* DO THIS *
Quote word for word from the line holding "Transcribe this image's" to the last line below, including both, and omit any pictures.

* EXTRACTED ENTRIES *
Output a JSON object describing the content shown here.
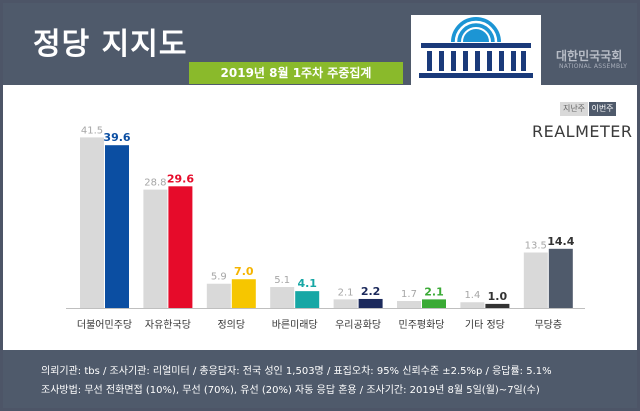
{
  "header": {
    "title": "정당 지지도",
    "subtitle": "2019년 8월 1주차 주중집계",
    "institution_ko": "대한민국국회",
    "institution_en": "NATIONAL ASSEMBLY"
  },
  "legend": {
    "previous": "지난주",
    "current": "이번주"
  },
  "brand": "REALMETER",
  "footer": {
    "line1": "의뢰기관:  tbs  /  조사기관:  리얼미터  /  총응답자:  전국 성인 1,503명  /  표집오차:  95% 신뢰수준 ±2.5%p  /  응답률:  5.1%",
    "line2": "조사방법:  무선 전화면접 (10%),  무선 (70%),  유선 (20%)  자동 응답 혼용  /  조사기간:  2019년 8월 5일(월)~7일(수)"
  },
  "colors": {
    "previous": "#d9d9d9",
    "header": "#4f5a6b",
    "accent": "#8aba2b"
  },
  "chart_data": {
    "type": "bar",
    "title": "정당 지지도",
    "subtitle": "2019년 8월 1주차 주중집계",
    "categories": [
      "더불어민주당",
      "자유한국당",
      "정의당",
      "바른미래당",
      "우리공화당",
      "민주평화당",
      "기타 정당",
      "무당층"
    ],
    "series": [
      {
        "name": "지난주",
        "values": [
          41.5,
          28.8,
          5.9,
          5.1,
          2.1,
          1.7,
          1.4,
          13.5
        ]
      },
      {
        "name": "이번주",
        "values": [
          39.6,
          29.6,
          7.0,
          4.1,
          2.2,
          2.1,
          1.0,
          14.4
        ]
      }
    ],
    "current_bar_colors": [
      "#0b4ea2",
      "#e60b2a",
      "#f6c600",
      "#17a7a5",
      "#1c2a5c",
      "#3aaa35",
      "#333333",
      "#4f5a6b"
    ],
    "current_label_colors": [
      "#0b4ea2",
      "#e60b2a",
      "#f5b400",
      "#17a7a5",
      "#1c2a5c",
      "#3aaa35",
      "#333333",
      "#333333"
    ],
    "ylim": [
      0,
      45
    ],
    "grid": false,
    "legend_position": "top-right"
  }
}
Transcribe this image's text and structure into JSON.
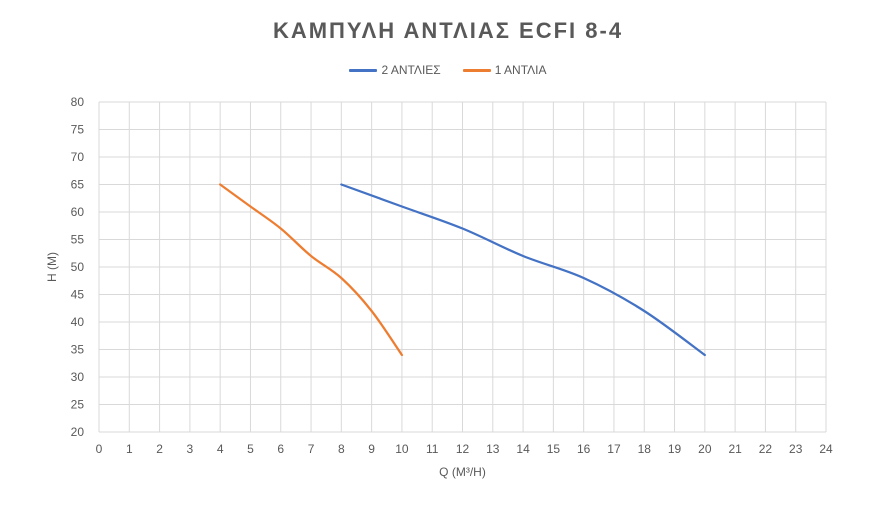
{
  "chart_data": {
    "type": "line",
    "title": "ΚΑΜΠΥΛΗ ΑΝΤΛΙΑΣ ECFI 8-4",
    "xlabel": "Q (M³/H)",
    "ylabel": "H (M)",
    "xlim": [
      0,
      24
    ],
    "ylim": [
      20,
      80
    ],
    "x_ticks": [
      0,
      1,
      2,
      3,
      4,
      5,
      6,
      7,
      8,
      9,
      10,
      11,
      12,
      13,
      14,
      15,
      16,
      17,
      18,
      19,
      20,
      21,
      22,
      23,
      24
    ],
    "y_ticks": [
      20,
      25,
      30,
      35,
      40,
      45,
      50,
      55,
      60,
      65,
      70,
      75,
      80
    ],
    "grid": true,
    "legend_position": "top",
    "series": [
      {
        "name": "2 ΑΝΤΛΙΕΣ",
        "color": "#4472c4",
        "x": [
          8,
          10,
          12,
          14,
          16,
          18,
          20
        ],
        "y": [
          65,
          61,
          57,
          52,
          48,
          42,
          34
        ]
      },
      {
        "name": "1 ΑΝΤΛΙΑ",
        "color": "#ed7d31",
        "x": [
          4,
          5,
          6,
          7,
          8,
          9,
          10
        ],
        "y": [
          65,
          61,
          57,
          52,
          48,
          42,
          34
        ]
      }
    ]
  }
}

* SOLUTION TO THE EXERCISE *
Transcribe this image's text and structure into JSON.
{
  "chart_data": {
    "type": "line",
    "title": "ΚΑΜΠΥΛΗ ΑΝΤΛΙΑΣ ECFI 8-4",
    "xlabel": "Q (M³/H)",
    "ylabel": "H (M)",
    "xlim": [
      0,
      24
    ],
    "ylim": [
      20,
      80
    ],
    "x_ticks": [
      0,
      1,
      2,
      3,
      4,
      5,
      6,
      7,
      8,
      9,
      10,
      11,
      12,
      13,
      14,
      15,
      16,
      17,
      18,
      19,
      20,
      21,
      22,
      23,
      24
    ],
    "y_ticks": [
      20,
      25,
      30,
      35,
      40,
      45,
      50,
      55,
      60,
      65,
      70,
      75,
      80
    ],
    "grid": true,
    "legend_position": "top",
    "series": [
      {
        "name": "2 ΑΝΤΛΙΕΣ",
        "color": "#4472c4",
        "x": [
          8,
          10,
          12,
          14,
          16,
          18,
          20
        ],
        "y": [
          65,
          61,
          57,
          52,
          48,
          42,
          34
        ]
      },
      {
        "name": "1 ΑΝΤΛΙΑ",
        "color": "#ed7d31",
        "x": [
          4,
          5,
          6,
          7,
          8,
          9,
          10
        ],
        "y": [
          65,
          61,
          57,
          52,
          48,
          42,
          34
        ]
      }
    ]
  }
}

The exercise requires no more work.